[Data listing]
^^^^^^^^

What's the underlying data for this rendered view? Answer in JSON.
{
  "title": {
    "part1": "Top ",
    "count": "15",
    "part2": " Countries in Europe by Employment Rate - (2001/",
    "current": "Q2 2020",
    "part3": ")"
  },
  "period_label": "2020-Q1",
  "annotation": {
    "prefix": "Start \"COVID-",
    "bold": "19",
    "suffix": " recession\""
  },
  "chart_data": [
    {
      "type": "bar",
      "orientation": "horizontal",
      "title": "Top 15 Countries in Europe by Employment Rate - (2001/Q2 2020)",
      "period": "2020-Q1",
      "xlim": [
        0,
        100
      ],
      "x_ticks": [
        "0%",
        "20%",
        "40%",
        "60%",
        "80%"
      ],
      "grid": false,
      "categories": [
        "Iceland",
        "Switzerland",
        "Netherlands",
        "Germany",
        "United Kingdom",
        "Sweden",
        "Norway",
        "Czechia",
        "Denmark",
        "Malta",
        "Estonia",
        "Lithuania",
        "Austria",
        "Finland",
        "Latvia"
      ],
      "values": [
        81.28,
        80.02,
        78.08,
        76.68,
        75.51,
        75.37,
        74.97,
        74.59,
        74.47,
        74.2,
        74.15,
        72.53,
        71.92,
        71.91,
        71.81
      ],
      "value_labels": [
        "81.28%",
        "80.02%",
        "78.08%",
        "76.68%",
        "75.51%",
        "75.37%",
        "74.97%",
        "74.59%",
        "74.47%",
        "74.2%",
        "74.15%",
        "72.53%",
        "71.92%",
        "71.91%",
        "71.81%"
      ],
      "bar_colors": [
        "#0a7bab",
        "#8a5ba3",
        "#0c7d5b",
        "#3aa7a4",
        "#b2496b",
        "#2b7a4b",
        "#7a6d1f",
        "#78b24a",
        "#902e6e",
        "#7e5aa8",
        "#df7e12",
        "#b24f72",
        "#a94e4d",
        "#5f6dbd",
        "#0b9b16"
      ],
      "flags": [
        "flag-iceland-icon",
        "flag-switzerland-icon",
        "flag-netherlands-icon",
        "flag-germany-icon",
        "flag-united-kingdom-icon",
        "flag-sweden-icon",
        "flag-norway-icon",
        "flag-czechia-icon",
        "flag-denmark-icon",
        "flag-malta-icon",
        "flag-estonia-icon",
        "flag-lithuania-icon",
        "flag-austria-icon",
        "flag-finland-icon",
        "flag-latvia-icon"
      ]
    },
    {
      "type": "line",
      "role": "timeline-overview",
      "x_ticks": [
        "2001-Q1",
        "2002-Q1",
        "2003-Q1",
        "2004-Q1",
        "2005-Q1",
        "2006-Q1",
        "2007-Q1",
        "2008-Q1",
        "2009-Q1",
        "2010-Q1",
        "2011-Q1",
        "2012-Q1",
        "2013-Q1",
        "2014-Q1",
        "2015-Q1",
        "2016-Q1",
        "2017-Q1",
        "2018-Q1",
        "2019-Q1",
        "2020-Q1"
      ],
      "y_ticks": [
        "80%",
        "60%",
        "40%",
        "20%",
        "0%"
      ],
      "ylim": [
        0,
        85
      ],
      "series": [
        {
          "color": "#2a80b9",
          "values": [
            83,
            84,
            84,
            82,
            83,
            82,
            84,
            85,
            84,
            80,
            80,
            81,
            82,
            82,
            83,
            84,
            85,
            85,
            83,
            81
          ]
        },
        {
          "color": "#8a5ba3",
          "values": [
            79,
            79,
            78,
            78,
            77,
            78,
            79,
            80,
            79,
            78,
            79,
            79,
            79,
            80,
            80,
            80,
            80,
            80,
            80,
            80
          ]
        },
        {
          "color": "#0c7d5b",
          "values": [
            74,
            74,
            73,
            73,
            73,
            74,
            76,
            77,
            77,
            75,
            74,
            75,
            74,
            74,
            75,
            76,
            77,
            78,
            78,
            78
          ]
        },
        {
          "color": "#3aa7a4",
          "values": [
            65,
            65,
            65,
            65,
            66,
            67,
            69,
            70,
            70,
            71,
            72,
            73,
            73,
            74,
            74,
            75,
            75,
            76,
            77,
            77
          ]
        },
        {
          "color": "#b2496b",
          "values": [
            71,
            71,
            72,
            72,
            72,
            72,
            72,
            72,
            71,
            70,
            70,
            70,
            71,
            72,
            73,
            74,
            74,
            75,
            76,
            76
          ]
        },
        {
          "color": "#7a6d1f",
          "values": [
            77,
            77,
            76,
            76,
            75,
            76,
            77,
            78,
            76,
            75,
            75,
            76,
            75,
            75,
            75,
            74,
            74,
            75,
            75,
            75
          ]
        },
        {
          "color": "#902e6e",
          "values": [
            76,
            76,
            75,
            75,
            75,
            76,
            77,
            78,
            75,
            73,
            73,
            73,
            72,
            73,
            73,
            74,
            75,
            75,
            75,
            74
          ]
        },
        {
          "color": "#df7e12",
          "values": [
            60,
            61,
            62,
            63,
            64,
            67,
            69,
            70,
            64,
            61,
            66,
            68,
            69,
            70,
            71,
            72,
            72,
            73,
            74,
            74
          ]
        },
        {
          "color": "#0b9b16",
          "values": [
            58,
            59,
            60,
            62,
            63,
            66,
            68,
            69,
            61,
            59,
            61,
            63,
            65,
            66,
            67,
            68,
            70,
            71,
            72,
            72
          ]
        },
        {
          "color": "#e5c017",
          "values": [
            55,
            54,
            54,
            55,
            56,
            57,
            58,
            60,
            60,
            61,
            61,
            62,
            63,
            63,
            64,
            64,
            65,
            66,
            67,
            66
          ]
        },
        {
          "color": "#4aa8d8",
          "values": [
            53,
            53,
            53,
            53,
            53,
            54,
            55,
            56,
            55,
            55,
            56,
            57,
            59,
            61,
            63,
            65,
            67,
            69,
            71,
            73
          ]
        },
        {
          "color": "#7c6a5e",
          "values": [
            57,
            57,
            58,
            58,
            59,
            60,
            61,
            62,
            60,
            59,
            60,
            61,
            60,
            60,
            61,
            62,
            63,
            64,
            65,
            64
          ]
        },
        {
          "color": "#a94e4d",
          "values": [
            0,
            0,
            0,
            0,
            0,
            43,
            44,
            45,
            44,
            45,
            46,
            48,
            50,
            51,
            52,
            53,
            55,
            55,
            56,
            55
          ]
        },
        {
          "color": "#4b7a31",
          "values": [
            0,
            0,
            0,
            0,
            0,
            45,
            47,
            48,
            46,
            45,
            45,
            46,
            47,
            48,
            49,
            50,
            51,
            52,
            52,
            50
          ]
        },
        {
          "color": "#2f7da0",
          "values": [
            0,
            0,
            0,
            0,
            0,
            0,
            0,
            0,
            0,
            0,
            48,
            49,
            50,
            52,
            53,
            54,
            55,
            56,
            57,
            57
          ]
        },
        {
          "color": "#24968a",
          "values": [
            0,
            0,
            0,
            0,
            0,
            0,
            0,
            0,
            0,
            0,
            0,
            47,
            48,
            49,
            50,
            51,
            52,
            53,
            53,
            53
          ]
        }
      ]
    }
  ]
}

^^^^^^^^

### [EXERCISE OBJECTIVE]
Write out every line of the records exactly.

### [THE ANSWER]
What's the underlying data for this rendered view? Answer in JSON.
{
  "title": {
    "part1": "Top ",
    "count": "15",
    "part2": " Countries in Europe by Employment Rate - (2001/",
    "current": "Q2 2020",
    "part3": ")"
  },
  "period_label": "2020-Q1",
  "annotation": {
    "prefix": "Start \"COVID-",
    "bold": "19",
    "suffix": " recession\""
  },
  "chart_data": [
    {
      "type": "bar",
      "orientation": "horizontal",
      "title": "Top 15 Countries in Europe by Employment Rate - (2001/Q2 2020)",
      "period": "2020-Q1",
      "xlim": [
        0,
        100
      ],
      "x_ticks": [
        "0%",
        "20%",
        "40%",
        "60%",
        "80%"
      ],
      "grid": false,
      "categories": [
        "Iceland",
        "Switzerland",
        "Netherlands",
        "Germany",
        "United Kingdom",
        "Sweden",
        "Norway",
        "Czechia",
        "Denmark",
        "Malta",
        "Estonia",
        "Lithuania",
        "Austria",
        "Finland",
        "Latvia"
      ],
      "values": [
        81.28,
        80.02,
        78.08,
        76.68,
        75.51,
        75.37,
        74.97,
        74.59,
        74.47,
        74.2,
        74.15,
        72.53,
        71.92,
        71.91,
        71.81
      ],
      "value_labels": [
        "81.28%",
        "80.02%",
        "78.08%",
        "76.68%",
        "75.51%",
        "75.37%",
        "74.97%",
        "74.59%",
        "74.47%",
        "74.2%",
        "74.15%",
        "72.53%",
        "71.92%",
        "71.91%",
        "71.81%"
      ],
      "bar_colors": [
        "#0a7bab",
        "#8a5ba3",
        "#0c7d5b",
        "#3aa7a4",
        "#b2496b",
        "#2b7a4b",
        "#7a6d1f",
        "#78b24a",
        "#902e6e",
        "#7e5aa8",
        "#df7e12",
        "#b24f72",
        "#a94e4d",
        "#5f6dbd",
        "#0b9b16"
      ],
      "flags": [
        "flag-iceland-icon",
        "flag-switzerland-icon",
        "flag-netherlands-icon",
        "flag-germany-icon",
        "flag-united-kingdom-icon",
        "flag-sweden-icon",
        "flag-norway-icon",
        "flag-czechia-icon",
        "flag-denmark-icon",
        "flag-malta-icon",
        "flag-estonia-icon",
        "flag-lithuania-icon",
        "flag-austria-icon",
        "flag-finland-icon",
        "flag-latvia-icon"
      ]
    },
    {
      "type": "line",
      "role": "timeline-overview",
      "x_ticks": [
        "2001-Q1",
        "2002-Q1",
        "2003-Q1",
        "2004-Q1",
        "2005-Q1",
        "2006-Q1",
        "2007-Q1",
        "2008-Q1",
        "2009-Q1",
        "2010-Q1",
        "2011-Q1",
        "2012-Q1",
        "2013-Q1",
        "2014-Q1",
        "2015-Q1",
        "2016-Q1",
        "2017-Q1",
        "2018-Q1",
        "2019-Q1",
        "2020-Q1"
      ],
      "y_ticks": [
        "80%",
        "60%",
        "40%",
        "20%",
        "0%"
      ],
      "ylim": [
        0,
        85
      ],
      "series": [
        {
          "color": "#2a80b9",
          "values": [
            83,
            84,
            84,
            82,
            83,
            82,
            84,
            85,
            84,
            80,
            80,
            81,
            82,
            82,
            83,
            84,
            85,
            85,
            83,
            81
          ]
        },
        {
          "color": "#8a5ba3",
          "values": [
            79,
            79,
            78,
            78,
            77,
            78,
            79,
            80,
            79,
            78,
            79,
            79,
            79,
            80,
            80,
            80,
            80,
            80,
            80,
            80
          ]
        },
        {
          "color": "#0c7d5b",
          "values": [
            74,
            74,
            73,
            73,
            73,
            74,
            76,
            77,
            77,
            75,
            74,
            75,
            74,
            74,
            75,
            76,
            77,
            78,
            78,
            78
          ]
        },
        {
          "color": "#3aa7a4",
          "values": [
            65,
            65,
            65,
            65,
            66,
            67,
            69,
            70,
            70,
            71,
            72,
            73,
            73,
            74,
            74,
            75,
            75,
            76,
            77,
            77
          ]
        },
        {
          "color": "#b2496b",
          "values": [
            71,
            71,
            72,
            72,
            72,
            72,
            72,
            72,
            71,
            70,
            70,
            70,
            71,
            72,
            73,
            74,
            74,
            75,
            76,
            76
          ]
        },
        {
          "color": "#7a6d1f",
          "values": [
            77,
            77,
            76,
            76,
            75,
            76,
            77,
            78,
            76,
            75,
            75,
            76,
            75,
            75,
            75,
            74,
            74,
            75,
            75,
            75
          ]
        },
        {
          "color": "#902e6e",
          "values": [
            76,
            76,
            75,
            75,
            75,
            76,
            77,
            78,
            75,
            73,
            73,
            73,
            72,
            73,
            73,
            74,
            75,
            75,
            75,
            74
          ]
        },
        {
          "color": "#df7e12",
          "values": [
            60,
            61,
            62,
            63,
            64,
            67,
            69,
            70,
            64,
            61,
            66,
            68,
            69,
            70,
            71,
            72,
            72,
            73,
            74,
            74
          ]
        },
        {
          "color": "#0b9b16",
          "values": [
            58,
            59,
            60,
            62,
            63,
            66,
            68,
            69,
            61,
            59,
            61,
            63,
            65,
            66,
            67,
            68,
            70,
            71,
            72,
            72
          ]
        },
        {
          "color": "#e5c017",
          "values": [
            55,
            54,
            54,
            55,
            56,
            57,
            58,
            60,
            60,
            61,
            61,
            62,
            63,
            63,
            64,
            64,
            65,
            66,
            67,
            66
          ]
        },
        {
          "color": "#4aa8d8",
          "values": [
            53,
            53,
            53,
            53,
            53,
            54,
            55,
            56,
            55,
            55,
            56,
            57,
            59,
            61,
            63,
            65,
            67,
            69,
            71,
            73
          ]
        },
        {
          "color": "#7c6a5e",
          "values": [
            57,
            57,
            58,
            58,
            59,
            60,
            61,
            62,
            60,
            59,
            60,
            61,
            60,
            60,
            61,
            62,
            63,
            64,
            65,
            64
          ]
        },
        {
          "color": "#a94e4d",
          "values": [
            0,
            0,
            0,
            0,
            0,
            43,
            44,
            45,
            44,
            45,
            46,
            48,
            50,
            51,
            52,
            53,
            55,
            55,
            56,
            55
          ]
        },
        {
          "color": "#4b7a31",
          "values": [
            0,
            0,
            0,
            0,
            0,
            45,
            47,
            48,
            46,
            45,
            45,
            46,
            47,
            48,
            49,
            50,
            51,
            52,
            52,
            50
          ]
        },
        {
          "color": "#2f7da0",
          "values": [
            0,
            0,
            0,
            0,
            0,
            0,
            0,
            0,
            0,
            0,
            48,
            49,
            50,
            52,
            53,
            54,
            55,
            56,
            57,
            57
          ]
        },
        {
          "color": "#24968a",
          "values": [
            0,
            0,
            0,
            0,
            0,
            0,
            0,
            0,
            0,
            0,
            0,
            47,
            48,
            49,
            50,
            51,
            52,
            53,
            53,
            53
          ]
        }
      ]
    }
  ]
}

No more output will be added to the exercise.